Work to be completed:
In the records below, find each line with the word "marker" and copy it.

Entries from a visual dataset:
=-=-=-=-=
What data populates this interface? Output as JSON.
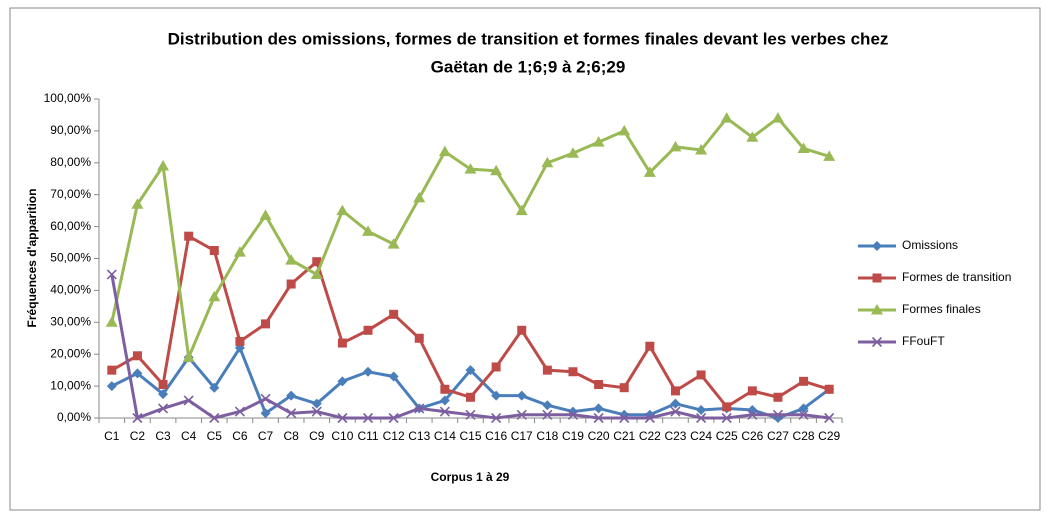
{
  "chart_data": {
    "type": "line",
    "title": [
      "Distribution des omissions, formes de transition et formes finales devant les verbes chez",
      "Gaëtan de 1;6;9 à 2;6;29"
    ],
    "x_label": "Corpus 1 à 29",
    "y_label": "Fréquences d'apparition",
    "categories": [
      "C1",
      "C2",
      "C3",
      "C4",
      "C5",
      "C6",
      "C7",
      "C8",
      "C9",
      "C10",
      "C11",
      "C12",
      "C13",
      "C14",
      "C15",
      "C16",
      "C17",
      "C18",
      "C19",
      "C20",
      "C21",
      "C22",
      "C23",
      "C24",
      "C25",
      "C26",
      "C27",
      "C28",
      "C29"
    ],
    "series": [
      {
        "name": "Omissions",
        "color": "#4a7ebb",
        "marker": "diamond",
        "values": [
          10,
          14,
          7.5,
          19,
          9.5,
          22,
          1.5,
          7,
          4.5,
          11.5,
          14.5,
          13,
          3,
          5.5,
          15,
          7,
          7,
          4,
          2,
          3,
          1,
          1,
          4.5,
          2.5,
          3,
          2.5,
          0,
          3,
          9
        ]
      },
      {
        "name": "Formes de transition",
        "color": "#be4b48",
        "marker": "square",
        "values": [
          15,
          19.5,
          10.5,
          57,
          52.5,
          24,
          29.5,
          42,
          49,
          23.5,
          27.5,
          32.5,
          25,
          9,
          6.5,
          16,
          27.5,
          15,
          14.5,
          10.5,
          9.5,
          22.5,
          8.5,
          13.5,
          3.5,
          8.5,
          6.5,
          11.5,
          9
        ]
      },
      {
        "name": "Formes finales",
        "color": "#98b954",
        "marker": "triangle",
        "values": [
          30,
          67,
          79,
          19,
          38,
          52,
          63.5,
          49.5,
          45,
          65,
          58.5,
          54.5,
          69,
          83.5,
          78,
          77.5,
          65,
          80,
          83,
          86.5,
          90,
          77,
          85,
          84,
          94,
          88,
          94,
          84.5,
          82
        ]
      },
      {
        "name": "FFouFT",
        "color": "#7d5fa0",
        "marker": "x",
        "values": [
          45,
          0,
          3,
          5.5,
          0,
          2,
          6,
          1.5,
          2,
          0,
          0,
          0,
          3,
          2,
          1,
          0,
          1,
          1,
          1,
          0,
          0,
          0,
          2,
          0,
          0,
          1,
          1,
          1,
          0
        ]
      }
    ],
    "ylim": [
      0,
      100
    ],
    "yticks": [
      {
        "value": 0,
        "label": "0,00%"
      },
      {
        "value": 10,
        "label": "10,00%"
      },
      {
        "value": 20,
        "label": "20,00%"
      },
      {
        "value": 30,
        "label": "30,00%"
      },
      {
        "value": 40,
        "label": "40,00%"
      },
      {
        "value": 50,
        "label": "50,00%"
      },
      {
        "value": 60,
        "label": "60,00%"
      },
      {
        "value": 70,
        "label": "70,00%"
      },
      {
        "value": 80,
        "label": "80,00%"
      },
      {
        "value": 90,
        "label": "90,00%"
      },
      {
        "value": 100,
        "label": "100,00%"
      }
    ],
    "grid": false,
    "legend": "right"
  }
}
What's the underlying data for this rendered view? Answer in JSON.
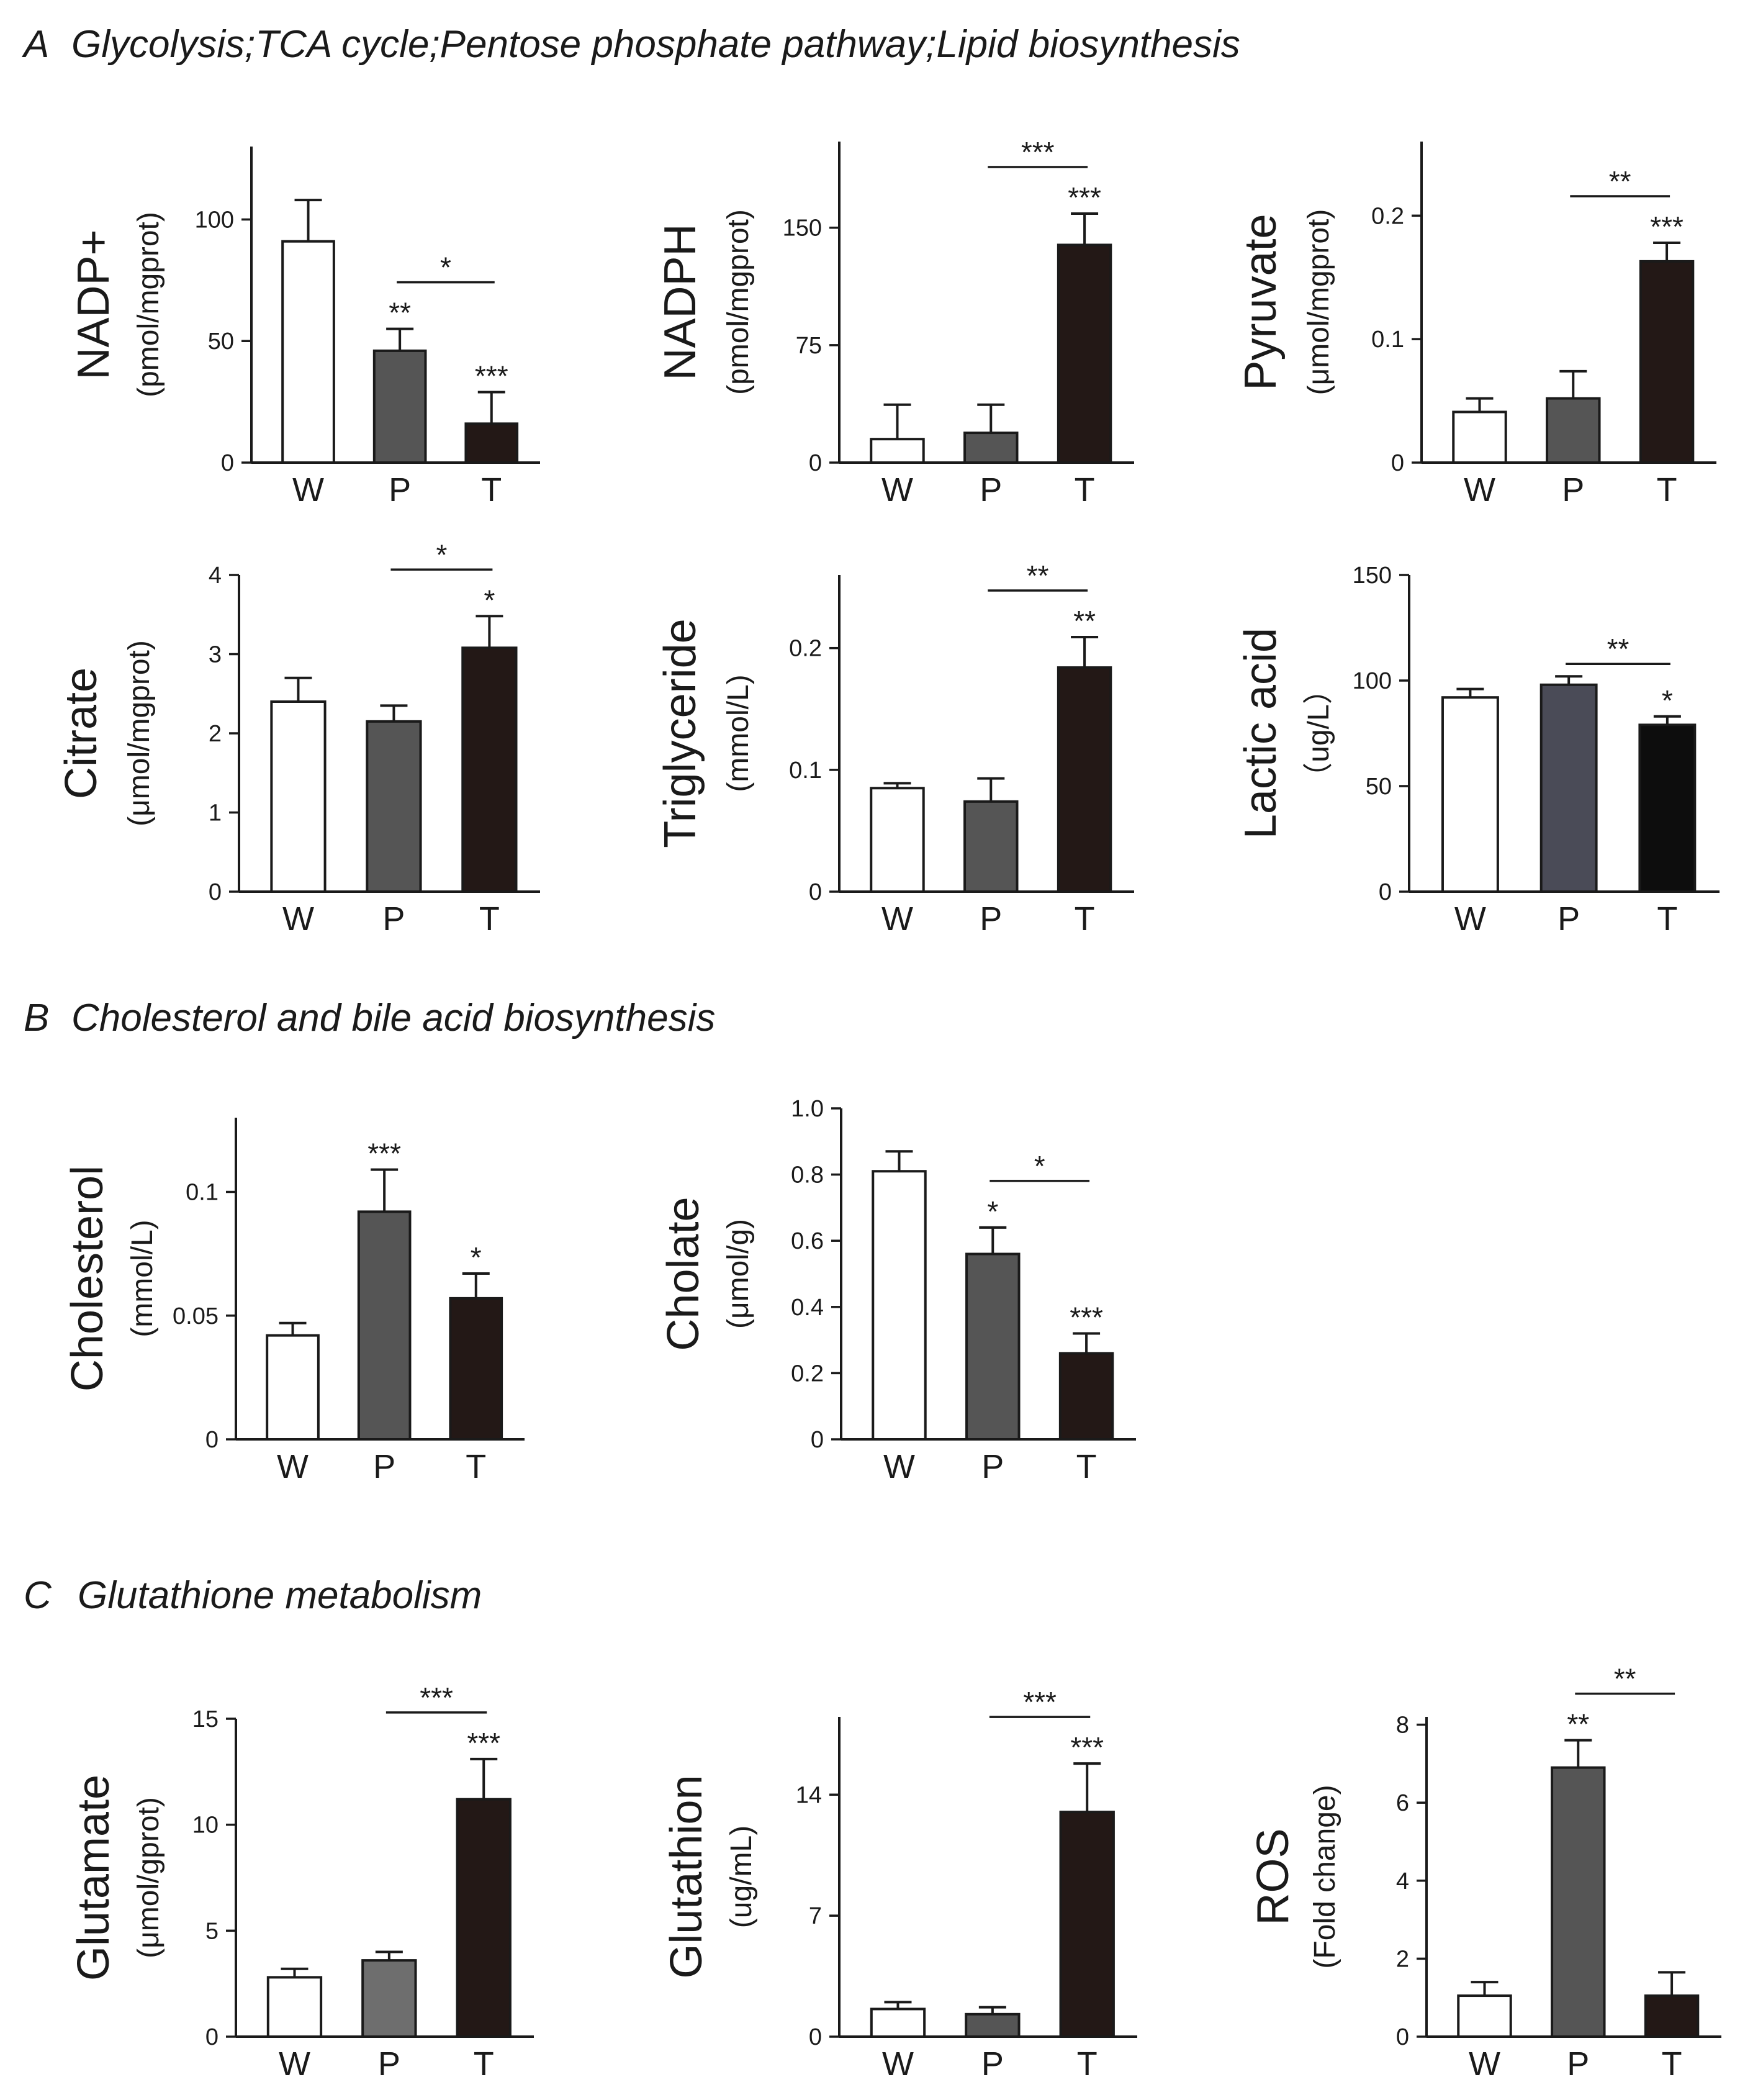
{
  "sections": [
    {
      "letter": "A",
      "title": "Glycolysis;TCA cycle;Pentose phosphate pathway;Lipid biosynthesis"
    },
    {
      "letter": "B",
      "title": "Cholesterol and bile acid biosynthesis"
    },
    {
      "letter": "C",
      "title": "Glutathione metabolism"
    }
  ],
  "chart_data": [
    {
      "id": "nadp",
      "type": "bar",
      "title": "NADP+",
      "ylabel": "NADP+",
      "yunit": "(pmol/mgprot)",
      "categories": [
        "W",
        "P",
        "T"
      ],
      "values": [
        91,
        46,
        16
      ],
      "errors": [
        17,
        9,
        13
      ],
      "ylim": [
        0,
        130
      ],
      "yticks": [
        0,
        50,
        100
      ],
      "tick_labels": [
        "0",
        "50",
        "100"
      ],
      "bar_colors": [
        "#ffffff",
        "#555555",
        "#231816"
      ],
      "significance": [
        "",
        "**",
        "***"
      ],
      "brackets": [
        {
          "from": 1,
          "to": 2,
          "label": "*"
        }
      ]
    },
    {
      "id": "nadph",
      "type": "bar",
      "title": "NADPH",
      "ylabel": "NADPH",
      "yunit": "(pmol/mgprot)",
      "categories": [
        "W",
        "P",
        "T"
      ],
      "values": [
        15,
        19,
        139
      ],
      "errors": [
        22,
        18,
        20
      ],
      "ylim": [
        0,
        205
      ],
      "yticks": [
        0,
        75,
        150
      ],
      "tick_labels": [
        "0",
        "75",
        "150"
      ],
      "bar_colors": [
        "#ffffff",
        "#555555",
        "#231816"
      ],
      "significance": [
        "",
        "",
        "***"
      ],
      "brackets": [
        {
          "from": 1,
          "to": 2,
          "label": "***"
        }
      ]
    },
    {
      "id": "pyruvate",
      "type": "bar",
      "title": "Pyruvate",
      "ylabel": "Pyruvate",
      "yunit": "(μmol/mgprot)",
      "categories": [
        "W",
        "P",
        "T"
      ],
      "values": [
        0.041,
        0.052,
        0.163
      ],
      "errors": [
        0.011,
        0.022,
        0.015
      ],
      "ylim": [
        0,
        0.26
      ],
      "yticks": [
        0,
        0.1,
        0.2
      ],
      "tick_labels": [
        "0",
        "0.1",
        "0.2"
      ],
      "bar_colors": [
        "#ffffff",
        "#555555",
        "#231816"
      ],
      "significance": [
        "",
        "",
        "***"
      ],
      "brackets": [
        {
          "from": 1,
          "to": 2,
          "label": "**"
        }
      ]
    },
    {
      "id": "citrate",
      "type": "bar",
      "title": "Citrate",
      "ylabel": "Citrate",
      "yunit": "(μmol/mgprot)",
      "categories": [
        "W",
        "P",
        "T"
      ],
      "values": [
        2.4,
        2.15,
        3.08
      ],
      "errors": [
        0.3,
        0.2,
        0.4
      ],
      "ylim": [
        0,
        4
      ],
      "yticks": [
        0,
        1,
        2,
        3,
        4
      ],
      "tick_labels": [
        "0",
        "1",
        "2",
        "3",
        "4"
      ],
      "bar_colors": [
        "#ffffff",
        "#555555",
        "#231816"
      ],
      "significance": [
        "",
        "",
        "*"
      ],
      "brackets": [
        {
          "from": 1,
          "to": 2,
          "label": "*"
        }
      ]
    },
    {
      "id": "triglyceride",
      "type": "bar",
      "title": "Triglyceride",
      "ylabel": "Triglyceride",
      "yunit": "(mmol/L)",
      "categories": [
        "W",
        "P",
        "T"
      ],
      "values": [
        0.085,
        0.074,
        0.184
      ],
      "errors": [
        0.004,
        0.019,
        0.025
      ],
      "ylim": [
        0,
        0.26
      ],
      "yticks": [
        0,
        0.1,
        0.2
      ],
      "tick_labels": [
        "0",
        "0.1",
        "0.2"
      ],
      "bar_colors": [
        "#ffffff",
        "#555555",
        "#231816"
      ],
      "significance": [
        "",
        "",
        "**"
      ],
      "brackets": [
        {
          "from": 1,
          "to": 2,
          "label": "**"
        }
      ]
    },
    {
      "id": "lactic",
      "type": "bar",
      "title": "Lactic acid",
      "ylabel": "Lactic acid",
      "yunit": "（ug/L）",
      "categories": [
        "W",
        "P",
        "T"
      ],
      "values": [
        92,
        98,
        79
      ],
      "errors": [
        4,
        4,
        4
      ],
      "ylim": [
        0,
        150
      ],
      "yticks": [
        0,
        50,
        100,
        150
      ],
      "tick_labels": [
        "0",
        "50",
        "100",
        "150"
      ],
      "bar_colors": [
        "#ffffff",
        "#4a4b57",
        "#0d0d0d"
      ],
      "significance": [
        "",
        "",
        "*"
      ],
      "brackets": [
        {
          "from": 1,
          "to": 2,
          "label": "**"
        }
      ]
    },
    {
      "id": "cholesterol",
      "type": "bar",
      "title": "Cholesterol",
      "ylabel": "Cholesterol",
      "yunit": "(mmol/L)",
      "categories": [
        "W",
        "P",
        "T"
      ],
      "values": [
        0.042,
        0.092,
        0.057
      ],
      "errors": [
        0.005,
        0.017,
        0.01
      ],
      "ylim": [
        0,
        0.13
      ],
      "yticks": [
        0,
        0.05,
        0.1
      ],
      "tick_labels": [
        "0",
        "0.05",
        "0.1"
      ],
      "bar_colors": [
        "#ffffff",
        "#555555",
        "#231816"
      ],
      "significance": [
        "",
        "***",
        "*"
      ],
      "brackets": []
    },
    {
      "id": "cholate",
      "type": "bar",
      "title": "Cholate",
      "ylabel": "Cholate",
      "yunit": "(μmol/g)",
      "categories": [
        "W",
        "P",
        "T"
      ],
      "values": [
        0.81,
        0.56,
        0.26
      ],
      "errors": [
        0.06,
        0.08,
        0.06
      ],
      "ylim": [
        0,
        1.0
      ],
      "yticks": [
        0,
        0.2,
        0.4,
        0.6,
        0.8,
        1.0
      ],
      "tick_labels": [
        "0",
        "0.2",
        "0.4",
        "0.6",
        "0.8",
        "1.0"
      ],
      "bar_colors": [
        "#ffffff",
        "#555555",
        "#231816"
      ],
      "significance": [
        "",
        "*",
        "***"
      ],
      "brackets": [
        {
          "from": 1,
          "to": 2,
          "label": "*"
        }
      ]
    },
    {
      "id": "glutamate",
      "type": "bar",
      "title": "Glutamate",
      "ylabel": "Glutamate",
      "yunit": "(μmol/gprot)",
      "categories": [
        "W",
        "P",
        "T"
      ],
      "values": [
        2.8,
        3.6,
        11.2
      ],
      "errors": [
        0.4,
        0.4,
        1.9
      ],
      "ylim": [
        0,
        15
      ],
      "yticks": [
        0,
        5,
        10,
        15
      ],
      "tick_labels": [
        "0",
        "5",
        "10",
        "15"
      ],
      "bar_colors": [
        "#ffffff",
        "#6e6e6e",
        "#231816"
      ],
      "significance": [
        "",
        "",
        "***"
      ],
      "brackets": [
        {
          "from": 1,
          "to": 2,
          "label": "***"
        }
      ]
    },
    {
      "id": "glutathion",
      "type": "bar",
      "title": "Glutathion",
      "ylabel": "Glutathion",
      "yunit": "(ug/mL)",
      "categories": [
        "W",
        "P",
        "T"
      ],
      "values": [
        1.6,
        1.3,
        13.0
      ],
      "errors": [
        0.4,
        0.4,
        2.8
      ],
      "ylim": [
        0,
        18.5
      ],
      "yticks": [
        0,
        7,
        14
      ],
      "tick_labels": [
        "0",
        "7",
        "14"
      ],
      "bar_colors": [
        "#ffffff",
        "#555555",
        "#231816"
      ],
      "significance": [
        "",
        "",
        "***"
      ],
      "brackets": [
        {
          "from": 1,
          "to": 2,
          "label": "***"
        }
      ]
    },
    {
      "id": "ros",
      "type": "bar",
      "title": "ROS",
      "ylabel": "ROS",
      "yunit": "(Fold change)",
      "categories": [
        "W",
        "P",
        "T"
      ],
      "values": [
        1.05,
        6.9,
        1.05
      ],
      "errors": [
        0.35,
        0.7,
        0.6
      ],
      "ylim": [
        0,
        8.2
      ],
      "yticks": [
        0,
        2,
        4,
        6,
        8
      ],
      "tick_labels": [
        "0",
        "2",
        "4",
        "6",
        "8"
      ],
      "bar_colors": [
        "#ffffff",
        "#555555",
        "#231816"
      ],
      "significance": [
        "",
        "**",
        ""
      ],
      "brackets": [
        {
          "from": 1,
          "to": 2,
          "label": "**"
        }
      ]
    }
  ]
}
=-=-=-=-=
Full response:
        "marker": "diamond",
        "marker": "square",
        "marker": "triangle",
        "marker": "x",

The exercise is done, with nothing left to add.